C’è poi il tema della determinazione del denominatore del requisito di capitale e la richiesta di valutare a fair value i titoli sovrani. Questo solleva una questione annosa, che ci riporta a un aspetto tecnico della fase americana della crisi: la significatività dei prezzi di mercato in periodi di profonda crisi di liquidità. Quando il mercato non c’è, ed è fatto solo da operatori che vendono per disperazione in cerca di liquidità, la regola del valore di mercato (che in questo caso non ha niente di “fair”) diventa il maggiore veicolo di contagio. I bancari vi dicono che il maggior problema creato dallo spread è che non riescono a ottenere liquidità, nell’unico modo in cui possono farlo, e cioè depositando i titoli come collaterale. Siamo in una situazione drammatica e le prospettive che ci descrivono Onado e Resti appaiono catastrofiche. C’era proprio bisogno di aggiungere al deserto di liquidità una carestia di capitale? E di agganciarlo a prezzi che sono penalizzati dalla crisi liquidità? Un alto esponente della Bis (estremo oriente) presentò a un convegno una slide che porto sempre con me, perché spiega il contagio in tempi di crisi. Diceva che la crisi dei subprime era costata 500 miliardi di perdite reali e 4mila miliardi di svalutazioni. E aggiungeva: banche fallite senza un penny di perdite subprime. Chissà se potremo riutilizzare quella slide: banche europee fallite senza un centesimo di perdite da haircut.

Materiale fornito:

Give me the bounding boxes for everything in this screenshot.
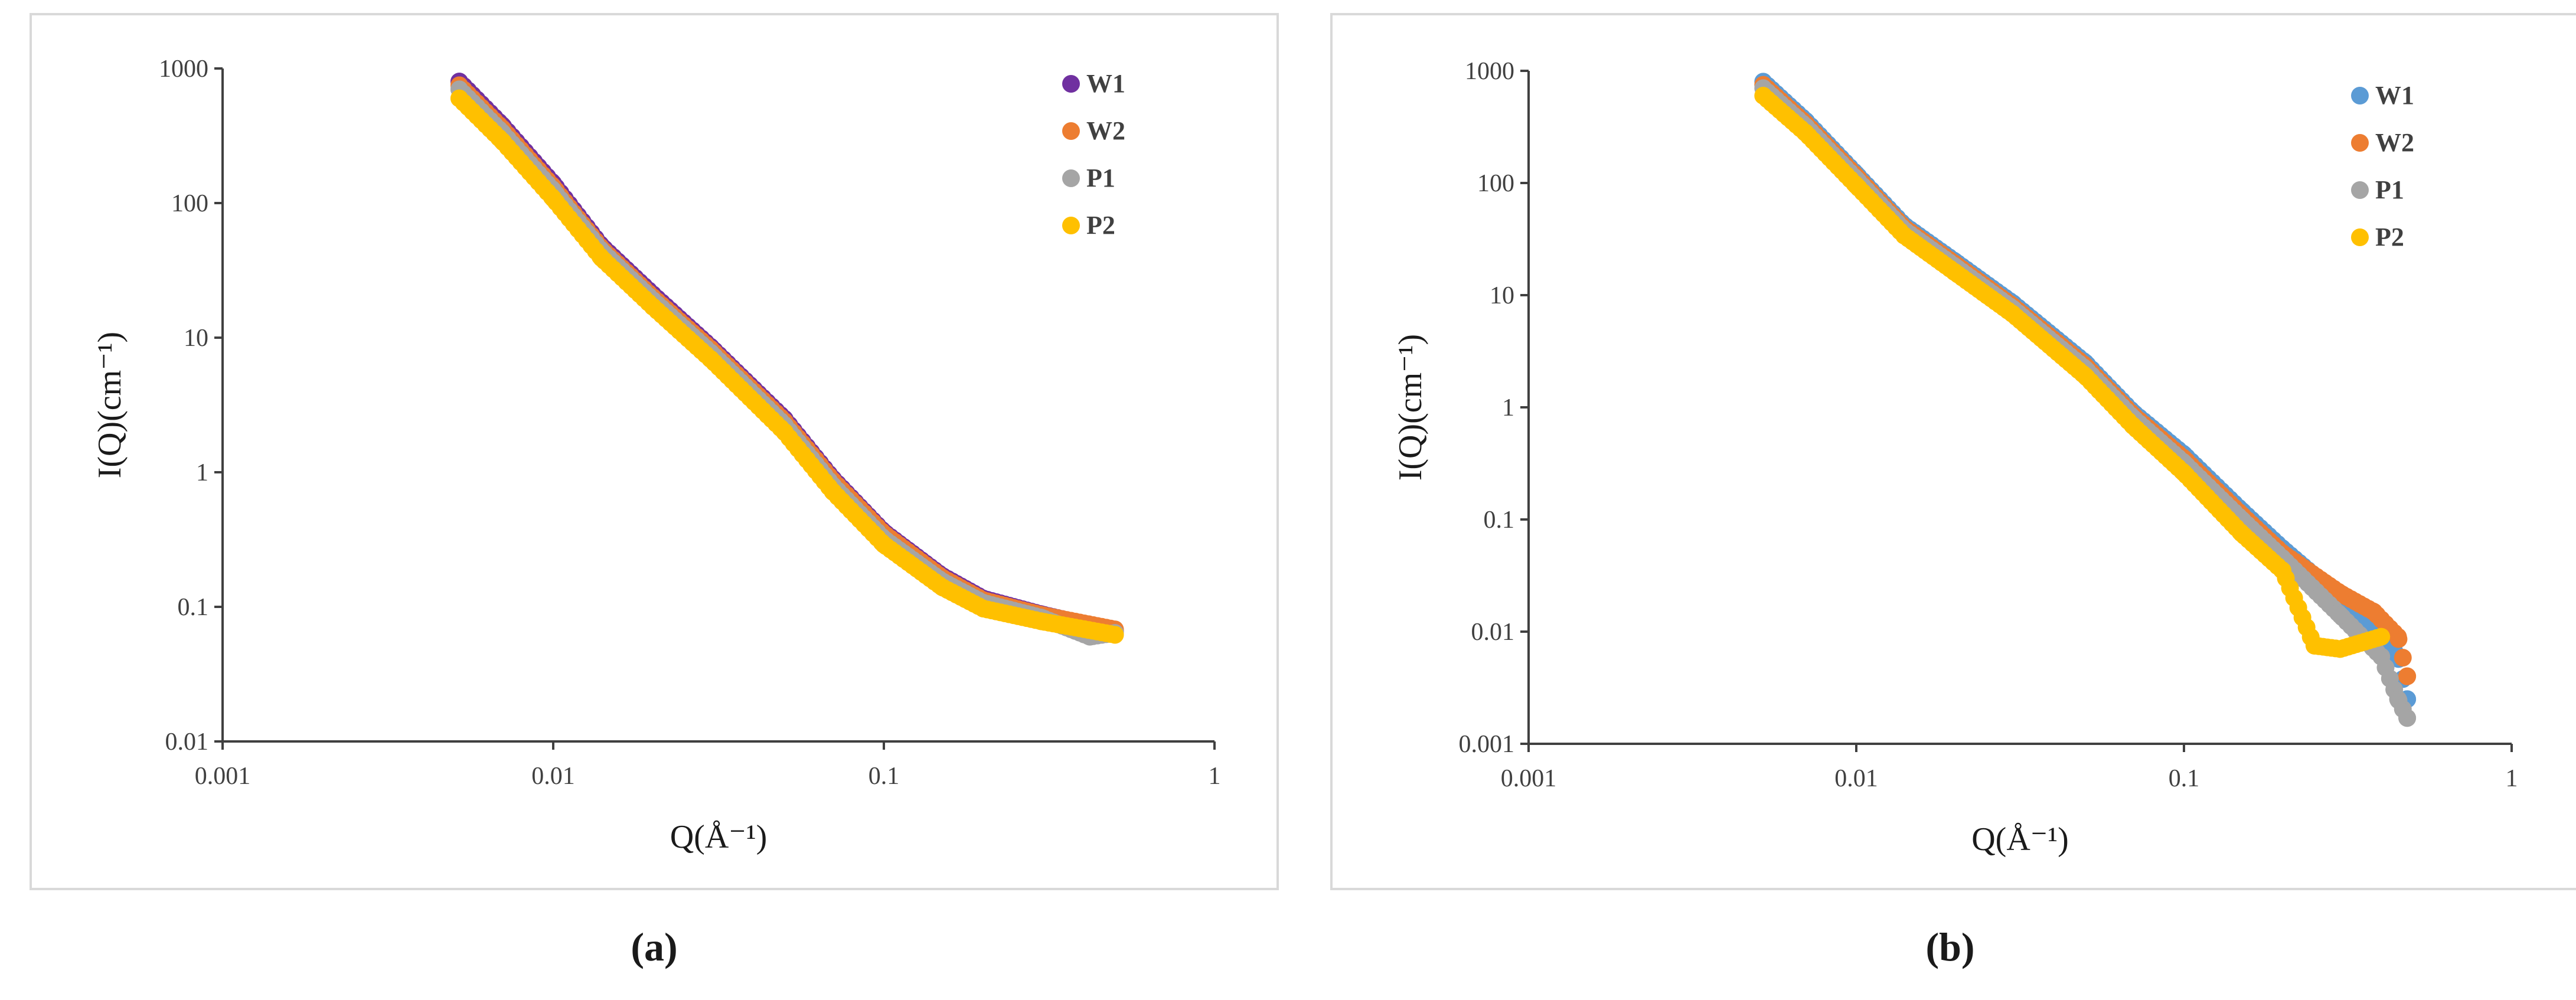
data-point	[2331, 640, 2349, 658]
y-tick-label: 10	[1490, 282, 1514, 309]
x-tick-label: 0.01	[1834, 765, 1878, 792]
data-point	[644, 298, 662, 316]
data-point	[2003, 305, 2022, 323]
data-point	[2274, 561, 2292, 580]
y-tick-label: 0.001	[1459, 731, 1515, 758]
data-point	[544, 189, 562, 208]
legend-label-w1: W1	[2375, 81, 2414, 110]
y-tick-label: 0.01	[1471, 619, 1515, 646]
data-point	[2232, 524, 2251, 543]
x-tick-label: 1	[2506, 765, 2518, 792]
legend-label-p2: P2	[1086, 211, 1115, 240]
data-point	[1033, 612, 1051, 630]
y-tick-label: 100	[1477, 170, 1514, 197]
data-point	[2389, 628, 2407, 646]
y-tick-label: 0.1	[1484, 506, 1515, 534]
data-point	[2076, 367, 2094, 385]
y-axis-title: I(Q)(cm⁻¹)	[1392, 334, 1429, 481]
data-point	[2398, 709, 2417, 727]
y-tick-label: 10	[184, 325, 208, 352]
legend-marker-p2	[1062, 217, 1080, 234]
y-axis-title: I(Q)(cm⁻¹)	[92, 332, 128, 478]
data-point	[1946, 263, 1964, 282]
data-point	[824, 482, 842, 501]
series-p2	[1754, 87, 2391, 658]
y-tick-label: 1000	[1465, 58, 1514, 85]
legend-label-p1: P1	[1086, 164, 1115, 192]
legend-label-p2: P2	[2375, 223, 2404, 251]
caption-b: (b)	[1925, 924, 1975, 969]
y-tick-label: 0.1	[178, 594, 209, 621]
data-point	[2305, 636, 2323, 655]
data-point	[493, 132, 511, 150]
data-point	[450, 89, 468, 107]
data-point	[2389, 690, 2407, 708]
data-point	[2365, 603, 2383, 621]
series-p1	[450, 80, 1124, 646]
x-tick-label: 0.001	[1501, 765, 1557, 792]
legend-marker-w1	[2351, 87, 2369, 104]
legend-label-w2: W2	[2375, 128, 2414, 157]
legend-label-p1: P1	[2375, 175, 2404, 204]
x-tick-label: 0.01	[531, 763, 575, 790]
data-point	[2331, 606, 2349, 625]
series-w2	[450, 76, 1124, 639]
x-tick-label: 0.001	[195, 763, 251, 790]
data-point	[2398, 667, 2417, 685]
caption-a: (a)	[631, 924, 678, 969]
y-tick-label: 1	[1502, 394, 1514, 421]
x-tick-label: 0.1	[869, 763, 900, 790]
data-point	[2394, 649, 2412, 667]
data-point	[974, 600, 992, 618]
data-point	[2331, 584, 2349, 602]
y-tick-label: 0.01	[165, 728, 209, 756]
x-tick-label: 1	[1209, 763, 1221, 790]
chart-a: 0.01 0.1 1 10 100 1000 0.001 0.01 0.1 1 Q(Å⁻¹) I(Q)…	[92, 55, 1221, 855]
series-w1	[450, 73, 1124, 640]
legend-marker-p1	[2351, 181, 2369, 199]
chart-panel-b: 0.001 0.01 0.1 1 10 100 1000 0.001 0.01 0.1 1 Q(Å⁻¹…	[1330, 13, 2576, 890]
x-axis-title: Q(Å⁻¹)	[1971, 821, 2069, 858]
data-point	[2175, 464, 2193, 482]
legend-marker-w1	[1062, 75, 1080, 93]
data-point	[1106, 626, 1124, 644]
data-point	[2372, 628, 2391, 646]
legend-label-w1: W1	[1086, 69, 1125, 98]
data-point	[1754, 87, 1772, 105]
legend-marker-p2	[2351, 228, 2369, 246]
legend-label-w2: W2	[1086, 116, 1125, 145]
data-point	[875, 535, 893, 554]
legend-marker-p1	[1062, 169, 1080, 187]
data-point	[702, 350, 720, 368]
data-point	[1895, 227, 1914, 245]
legend-marker-w2	[1062, 122, 1080, 140]
data-point	[2124, 417, 2143, 435]
y-tick-label: 1000	[159, 55, 208, 83]
x-tick-label: 0.1	[2169, 765, 2200, 792]
data-point	[933, 578, 951, 596]
y-tick-label: 100	[171, 190, 208, 217]
x-axis-title: Q(Å⁻¹)	[670, 819, 768, 855]
data-point	[775, 423, 794, 441]
chart-b: 0.001 0.01 0.1 1 10 100 1000 0.001 0.01 0.1 1 Q(Å⁻¹…	[1392, 58, 2518, 858]
series-p2	[450, 89, 1124, 644]
y-tick-label: 1	[196, 459, 208, 486]
data-point	[1797, 124, 1815, 142]
data-point	[592, 249, 610, 267]
chart-panel-a: 0.01 0.1 1 10 100 1000 0.001 0.01 0.1 1 Q(Å⁻¹) I(Q)…	[30, 13, 1279, 890]
data-point	[1847, 177, 1865, 195]
data-point	[2372, 648, 2391, 666]
legend-marker-w2	[2351, 134, 2369, 152]
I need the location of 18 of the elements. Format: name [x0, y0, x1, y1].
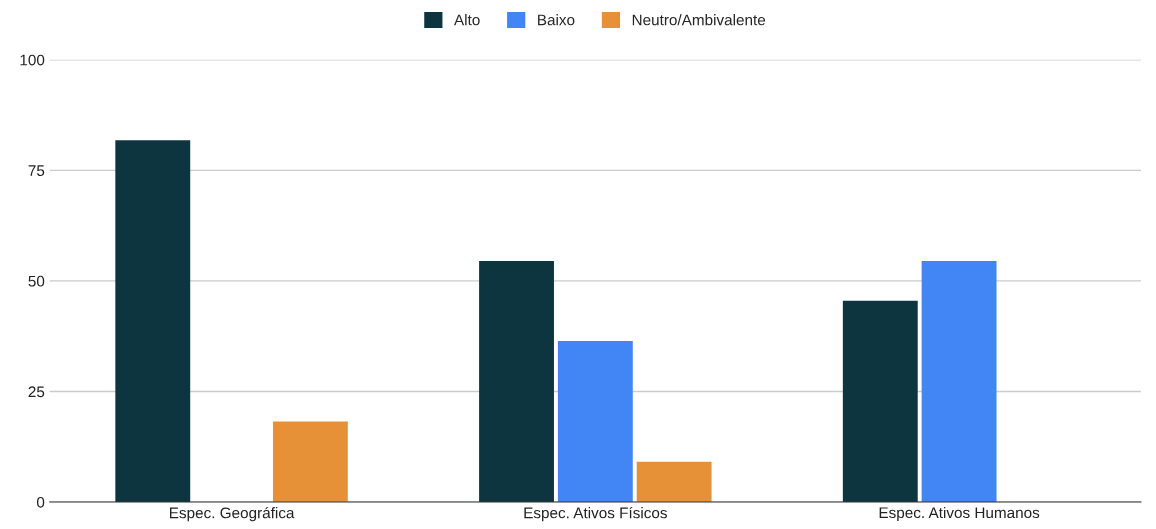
legend-label: Baixo	[538, 14, 575, 26]
bar	[115, 140, 191, 503]
x-tick-label: Espec. Ativos Humanos	[879, 506, 1040, 522]
y-tick-label: 0	[36, 496, 45, 508]
bar	[557, 341, 633, 503]
y-tick-label: 25	[28, 386, 45, 398]
bar	[842, 300, 918, 503]
y-tick-label: 100	[20, 54, 45, 66]
x-tick-label: Espec. Ativos Físicos	[524, 506, 667, 522]
x-tick-label: Espec. Geográfica	[170, 506, 295, 522]
bar	[479, 261, 554, 503]
bar	[272, 421, 348, 503]
bar	[921, 261, 997, 503]
legend-label: Alto	[454, 14, 480, 26]
bar	[636, 461, 712, 503]
legend-label: Neutro/Ambivalente	[632, 14, 766, 26]
y-tick-label: 50	[28, 275, 45, 287]
y-tick-label: 75	[28, 165, 45, 177]
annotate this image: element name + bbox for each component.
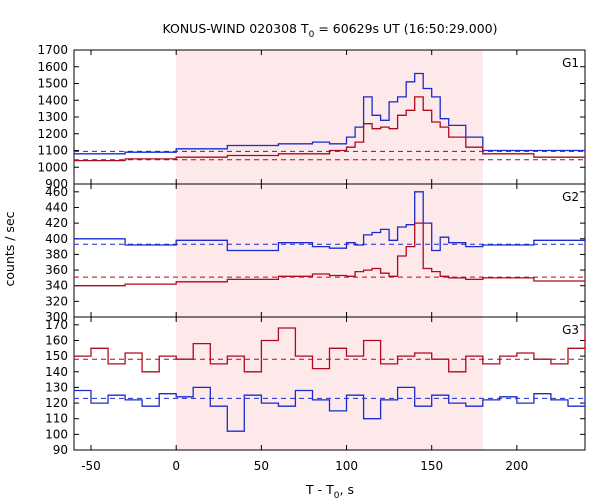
panel-g1: 900 1000 1100 1200 1300 1400 1500 1600 1700 G1 [37,43,586,191]
series-step-line [74,327,586,373]
y-tick-label: 440 [45,200,68,214]
y-tick-label: 1100 [37,144,68,158]
y-tick-label: 140 [45,365,68,379]
panel-frame [73,316,586,451]
y-tick-label: 150 [45,349,68,363]
y-tick-label: 1600 [37,60,68,74]
y-tick-label: 1700 [37,43,68,57]
y-tick-label: 900 [45,177,68,191]
y-tick-label: 1300 [37,110,68,124]
panel-label: G2 [562,190,579,204]
y-tick-label: 380 [45,247,68,261]
y-tick-label: 90 [53,443,68,457]
y-tick-label: 1200 [37,127,68,141]
series-step-line [74,191,586,252]
y-tick-label: 340 [45,279,68,293]
panel-label: G3 [562,323,579,337]
y-tick-label: 110 [45,412,68,426]
y-tick-label: 120 [45,396,68,410]
series-step-line [74,386,586,432]
y-tick-label: 420 [45,216,68,230]
panel-label: G1 [562,56,579,70]
y-tick-label: 170 [45,318,68,332]
x-axis-label: T - T0, s [305,482,354,500]
y-tick-label: 320 [45,294,68,308]
y-tick-label: 100 [45,427,68,441]
y-tick-label: 130 [45,380,68,394]
chart-title: KONUS-WIND 020308 T0 = 60629s UT (16:50:… [162,21,497,40]
x-tick-label: 150 [420,459,443,473]
x-tick-label: 100 [335,459,358,473]
series-step-line [74,72,586,155]
y-tick-label: 160 [45,333,68,347]
series-step-line [74,222,586,287]
y-tick-label: 1400 [37,93,68,107]
series-step-line [74,96,585,162]
y-tick-label: 460 [45,185,68,199]
x-tick-label: -50 [81,459,101,473]
y-tick-label: 1500 [37,77,68,91]
y-tick-label: 300 [45,310,68,324]
x-tick-label: 200 [505,459,528,473]
y-tick-label: 1000 [37,160,68,174]
y-tick-label: 360 [45,263,68,277]
y-tick-label: 400 [45,232,68,246]
y-axis-label: counts / sec [2,211,17,286]
x-tick-label: 50 [254,459,269,473]
x-tick-label: 0 [172,459,180,473]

Problema posto: Prosegui il brano sulla valutazione a fair value dei titoli sovrani, ripartendo subito dopo la sua ultima frase.

Risposta all'esercizio:
In conclusione, l’attività dell’Eba è prociclica e approfondisce la crisi di liquidità che si accompagna sempre alle crisi di credito. Lo conferma Enria stesso in un’intervista: “la scelta di chiedere capitale anche a fronte delle esposizioni sovrane è necessaria per la credibilità dell’esercizio in questa fase della crisi, ma è eccezionale e temporanea. Verrà rivista quando la turbolenza sul mercato dei titoli di Stato sarà superata”. Le stesse rassicurazioni verranno girate dal sistema bancario per lenire la disperazione di quelli cui verrà chiesto di “rientrare”: questo compito toccherà ai bancari e non ai banchieri.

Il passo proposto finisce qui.